## STATED TASK
Restate the whole listing exactly.

Dataset entries on figures:
------------------------

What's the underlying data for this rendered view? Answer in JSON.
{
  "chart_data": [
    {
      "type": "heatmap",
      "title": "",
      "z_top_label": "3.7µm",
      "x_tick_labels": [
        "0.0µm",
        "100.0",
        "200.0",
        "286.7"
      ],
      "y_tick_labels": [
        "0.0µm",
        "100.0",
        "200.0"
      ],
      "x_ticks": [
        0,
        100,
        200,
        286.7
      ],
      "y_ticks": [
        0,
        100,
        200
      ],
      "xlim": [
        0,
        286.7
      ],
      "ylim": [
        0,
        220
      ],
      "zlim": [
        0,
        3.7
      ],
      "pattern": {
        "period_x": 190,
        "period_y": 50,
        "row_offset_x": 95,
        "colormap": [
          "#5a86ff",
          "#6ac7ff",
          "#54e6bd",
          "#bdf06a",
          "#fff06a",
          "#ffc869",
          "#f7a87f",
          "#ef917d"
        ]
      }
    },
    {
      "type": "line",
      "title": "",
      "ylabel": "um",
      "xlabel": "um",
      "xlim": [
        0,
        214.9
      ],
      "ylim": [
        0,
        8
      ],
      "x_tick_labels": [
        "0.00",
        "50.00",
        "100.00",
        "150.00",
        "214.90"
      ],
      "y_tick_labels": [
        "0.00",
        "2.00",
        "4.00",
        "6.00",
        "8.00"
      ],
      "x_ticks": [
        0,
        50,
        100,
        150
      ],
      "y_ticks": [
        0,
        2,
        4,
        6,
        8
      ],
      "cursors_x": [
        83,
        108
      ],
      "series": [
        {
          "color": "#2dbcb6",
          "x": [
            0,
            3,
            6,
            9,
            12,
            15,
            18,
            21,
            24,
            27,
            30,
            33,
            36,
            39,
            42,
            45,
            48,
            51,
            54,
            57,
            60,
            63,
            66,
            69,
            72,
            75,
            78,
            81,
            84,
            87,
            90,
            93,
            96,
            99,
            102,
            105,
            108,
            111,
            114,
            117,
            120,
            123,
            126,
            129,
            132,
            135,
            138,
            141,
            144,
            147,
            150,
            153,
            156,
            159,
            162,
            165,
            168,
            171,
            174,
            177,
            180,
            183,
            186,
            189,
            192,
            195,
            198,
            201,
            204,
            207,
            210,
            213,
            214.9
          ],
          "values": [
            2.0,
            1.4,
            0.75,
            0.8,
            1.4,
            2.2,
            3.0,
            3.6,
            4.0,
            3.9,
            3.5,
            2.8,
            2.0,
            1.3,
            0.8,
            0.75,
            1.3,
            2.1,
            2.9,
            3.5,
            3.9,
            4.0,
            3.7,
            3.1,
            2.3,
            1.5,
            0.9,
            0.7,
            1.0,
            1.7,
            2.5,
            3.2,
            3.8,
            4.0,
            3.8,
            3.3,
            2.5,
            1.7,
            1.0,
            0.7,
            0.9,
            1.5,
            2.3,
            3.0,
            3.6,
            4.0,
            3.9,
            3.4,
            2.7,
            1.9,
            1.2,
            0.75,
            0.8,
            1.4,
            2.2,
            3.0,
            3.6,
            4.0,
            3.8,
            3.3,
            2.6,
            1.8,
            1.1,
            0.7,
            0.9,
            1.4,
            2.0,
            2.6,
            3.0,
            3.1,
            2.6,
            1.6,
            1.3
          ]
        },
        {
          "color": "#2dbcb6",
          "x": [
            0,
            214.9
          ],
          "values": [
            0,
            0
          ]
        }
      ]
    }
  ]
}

------------------------

## TASK RESULT
What's the underlying data for this rendered view? Answer in JSON.
{
  "chart_data": [
    {
      "type": "heatmap",
      "title": "",
      "z_top_label": "3.7µm",
      "x_tick_labels": [
        "0.0µm",
        "100.0",
        "200.0",
        "286.7"
      ],
      "y_tick_labels": [
        "0.0µm",
        "100.0",
        "200.0"
      ],
      "x_ticks": [
        0,
        100,
        200,
        286.7
      ],
      "y_ticks": [
        0,
        100,
        200
      ],
      "xlim": [
        0,
        286.7
      ],
      "ylim": [
        0,
        220
      ],
      "zlim": [
        0,
        3.7
      ],
      "pattern": {
        "period_x": 190,
        "period_y": 50,
        "row_offset_x": 95,
        "colormap": [
          "#5a86ff",
          "#6ac7ff",
          "#54e6bd",
          "#bdf06a",
          "#fff06a",
          "#ffc869",
          "#f7a87f",
          "#ef917d"
        ]
      }
    },
    {
      "type": "line",
      "title": "",
      "ylabel": "um",
      "xlabel": "um",
      "xlim": [
        0,
        214.9
      ],
      "ylim": [
        0,
        8
      ],
      "x_tick_labels": [
        "0.00",
        "50.00",
        "100.00",
        "150.00",
        "214.90"
      ],
      "y_tick_labels": [
        "0.00",
        "2.00",
        "4.00",
        "6.00",
        "8.00"
      ],
      "x_ticks": [
        0,
        50,
        100,
        150
      ],
      "y_ticks": [
        0,
        2,
        4,
        6,
        8
      ],
      "cursors_x": [
        83,
        108
      ],
      "series": [
        {
          "color": "#2dbcb6",
          "x": [
            0,
            3,
            6,
            9,
            12,
            15,
            18,
            21,
            24,
            27,
            30,
            33,
            36,
            39,
            42,
            45,
            48,
            51,
            54,
            57,
            60,
            63,
            66,
            69,
            72,
            75,
            78,
            81,
            84,
            87,
            90,
            93,
            96,
            99,
            102,
            105,
            108,
            111,
            114,
            117,
            120,
            123,
            126,
            129,
            132,
            135,
            138,
            141,
            144,
            147,
            150,
            153,
            156,
            159,
            162,
            165,
            168,
            171,
            174,
            177,
            180,
            183,
            186,
            189,
            192,
            195,
            198,
            201,
            204,
            207,
            210,
            213,
            214.9
          ],
          "values": [
            2.0,
            1.4,
            0.75,
            0.8,
            1.4,
            2.2,
            3.0,
            3.6,
            4.0,
            3.9,
            3.5,
            2.8,
            2.0,
            1.3,
            0.8,
            0.75,
            1.3,
            2.1,
            2.9,
            3.5,
            3.9,
            4.0,
            3.7,
            3.1,
            2.3,
            1.5,
            0.9,
            0.7,
            1.0,
            1.7,
            2.5,
            3.2,
            3.8,
            4.0,
            3.8,
            3.3,
            2.5,
            1.7,
            1.0,
            0.7,
            0.9,
            1.5,
            2.3,
            3.0,
            3.6,
            4.0,
            3.9,
            3.4,
            2.7,
            1.9,
            1.2,
            0.75,
            0.8,
            1.4,
            2.2,
            3.0,
            3.6,
            4.0,
            3.8,
            3.3,
            2.6,
            1.8,
            1.1,
            0.7,
            0.9,
            1.4,
            2.0,
            2.6,
            3.0,
            3.1,
            2.6,
            1.6,
            1.3
          ]
        },
        {
          "color": "#2dbcb6",
          "x": [
            0,
            214.9
          ],
          "values": [
            0,
            0
          ]
        }
      ]
    }
  ]
}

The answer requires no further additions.